··· Information shown ···
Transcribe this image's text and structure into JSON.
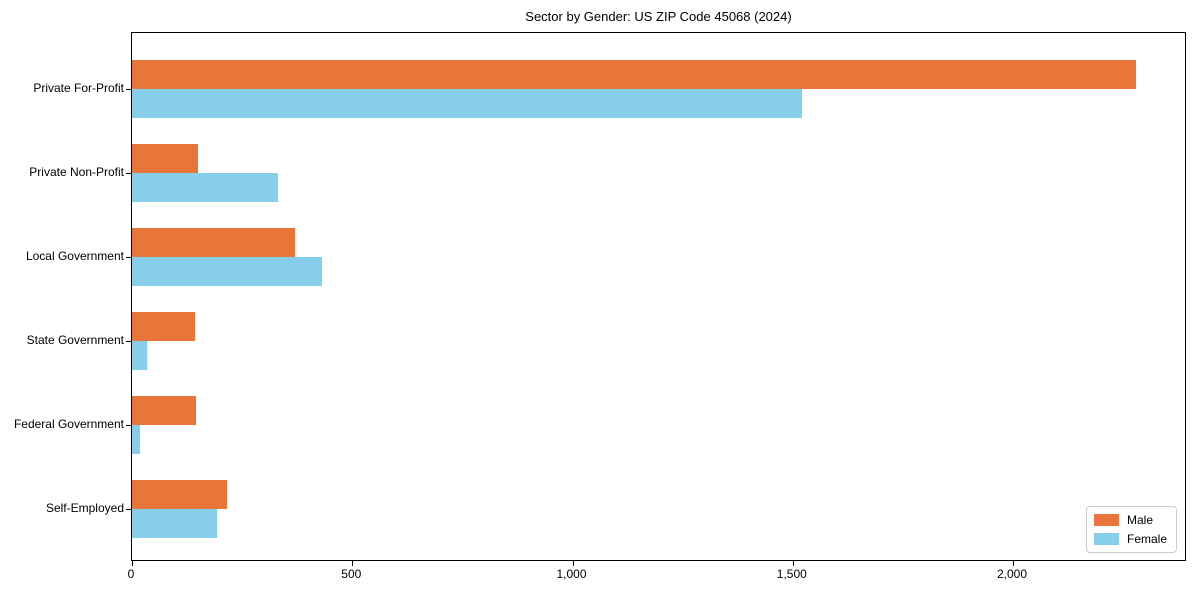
{
  "title": "Sector by Gender: US ZIP Code 45068 (2024)",
  "chart_data": {
    "type": "bar",
    "orientation": "horizontal",
    "title": "Sector by Gender: US ZIP Code 45068 (2024)",
    "categories": [
      "Private For-Profit",
      "Private Non-Profit",
      "Local Government",
      "State Government",
      "Federal Government",
      "Self-Employed"
    ],
    "series": [
      {
        "name": "Male",
        "color": "#E8763A",
        "values": [
          2280,
          150,
          370,
          144,
          145,
          215
        ]
      },
      {
        "name": "Female",
        "color": "#87CEEB",
        "values": [
          1520,
          332,
          432,
          33,
          17,
          193
        ]
      }
    ],
    "xlabel": "",
    "ylabel": "",
    "xlim": [
      0,
      2395
    ],
    "x_ticks": [
      0,
      500,
      1000,
      1500,
      2000
    ],
    "x_tick_labels": [
      "0",
      "500",
      "1,000",
      "1,500",
      "2,000"
    ],
    "grid": false,
    "legend": {
      "position": "lower right",
      "entries": [
        "Male",
        "Female"
      ]
    }
  }
}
···
[Short exercise] Every line in the data above that contains "Code" needs to be copied.

[Solved problem]
  "title": "Sector by Gender: US ZIP Code 45068 (2024)",
    "title": "Sector by Gender: US ZIP Code 45068 (2024)",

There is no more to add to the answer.